* _REQUEST_
Find each line with the word "August" and copy it.

[Start]

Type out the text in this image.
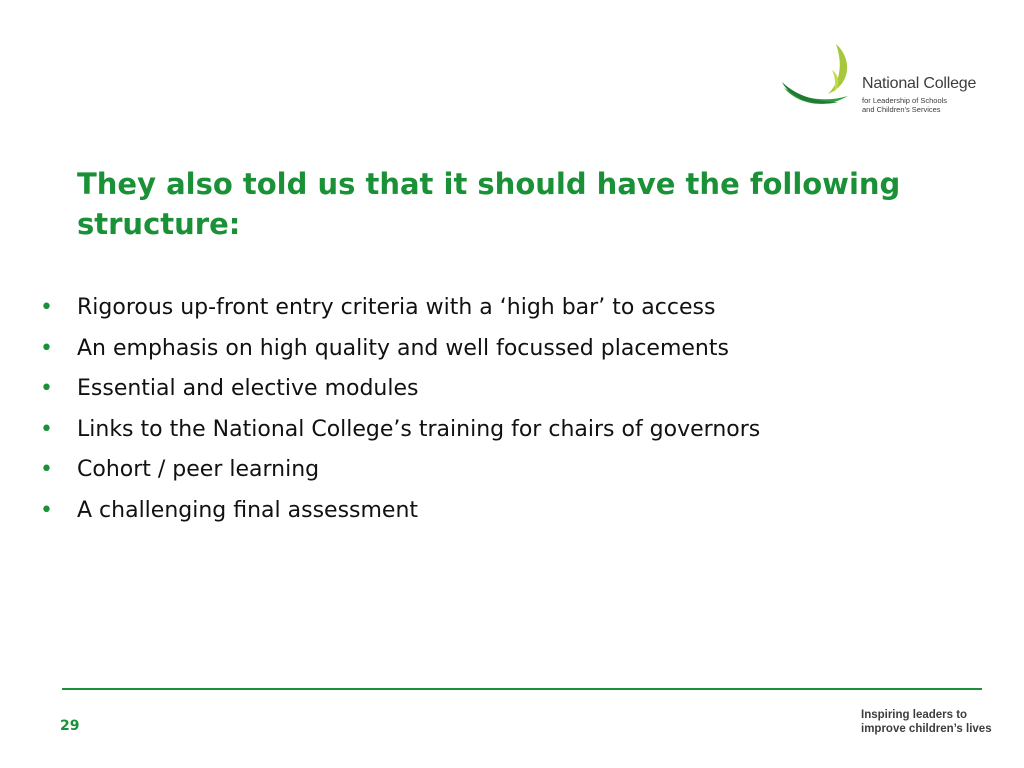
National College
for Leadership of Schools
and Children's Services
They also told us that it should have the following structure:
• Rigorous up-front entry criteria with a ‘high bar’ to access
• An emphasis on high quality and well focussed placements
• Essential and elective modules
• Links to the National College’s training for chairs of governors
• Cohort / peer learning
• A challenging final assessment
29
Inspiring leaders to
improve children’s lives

[End]
[Start]

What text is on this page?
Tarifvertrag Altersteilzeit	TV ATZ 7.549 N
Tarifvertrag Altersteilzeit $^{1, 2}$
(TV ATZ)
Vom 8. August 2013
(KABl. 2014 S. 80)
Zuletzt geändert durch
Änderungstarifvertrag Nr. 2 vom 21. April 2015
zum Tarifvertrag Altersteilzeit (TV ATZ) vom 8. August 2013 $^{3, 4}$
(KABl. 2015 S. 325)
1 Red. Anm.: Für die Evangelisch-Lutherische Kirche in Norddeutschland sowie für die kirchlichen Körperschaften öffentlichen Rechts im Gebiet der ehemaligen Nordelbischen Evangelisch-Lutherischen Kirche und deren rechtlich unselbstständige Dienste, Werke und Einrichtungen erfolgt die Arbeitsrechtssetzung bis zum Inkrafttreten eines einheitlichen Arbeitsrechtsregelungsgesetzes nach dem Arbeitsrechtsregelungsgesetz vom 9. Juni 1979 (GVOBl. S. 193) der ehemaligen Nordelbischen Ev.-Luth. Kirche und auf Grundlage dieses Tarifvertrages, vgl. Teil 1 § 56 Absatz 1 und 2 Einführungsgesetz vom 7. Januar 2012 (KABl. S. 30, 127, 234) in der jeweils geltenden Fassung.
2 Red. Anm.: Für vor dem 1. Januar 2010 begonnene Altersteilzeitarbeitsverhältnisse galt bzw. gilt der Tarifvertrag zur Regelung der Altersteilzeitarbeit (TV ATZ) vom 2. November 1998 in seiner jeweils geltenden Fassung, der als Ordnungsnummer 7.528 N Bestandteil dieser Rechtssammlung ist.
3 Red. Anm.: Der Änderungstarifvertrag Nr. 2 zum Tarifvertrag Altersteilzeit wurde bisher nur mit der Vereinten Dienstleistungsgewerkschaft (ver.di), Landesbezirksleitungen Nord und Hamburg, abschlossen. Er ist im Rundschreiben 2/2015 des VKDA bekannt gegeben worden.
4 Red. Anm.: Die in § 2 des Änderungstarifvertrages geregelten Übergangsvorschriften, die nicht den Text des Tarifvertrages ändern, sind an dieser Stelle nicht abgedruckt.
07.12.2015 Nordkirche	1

[End]

* _RESULT OF THE EXERCISE_
Vom 8. August 2013
zum Tarifvertrag Altersteilzeit (TV ATZ) vom 8. August 2013 $^{3, 4}$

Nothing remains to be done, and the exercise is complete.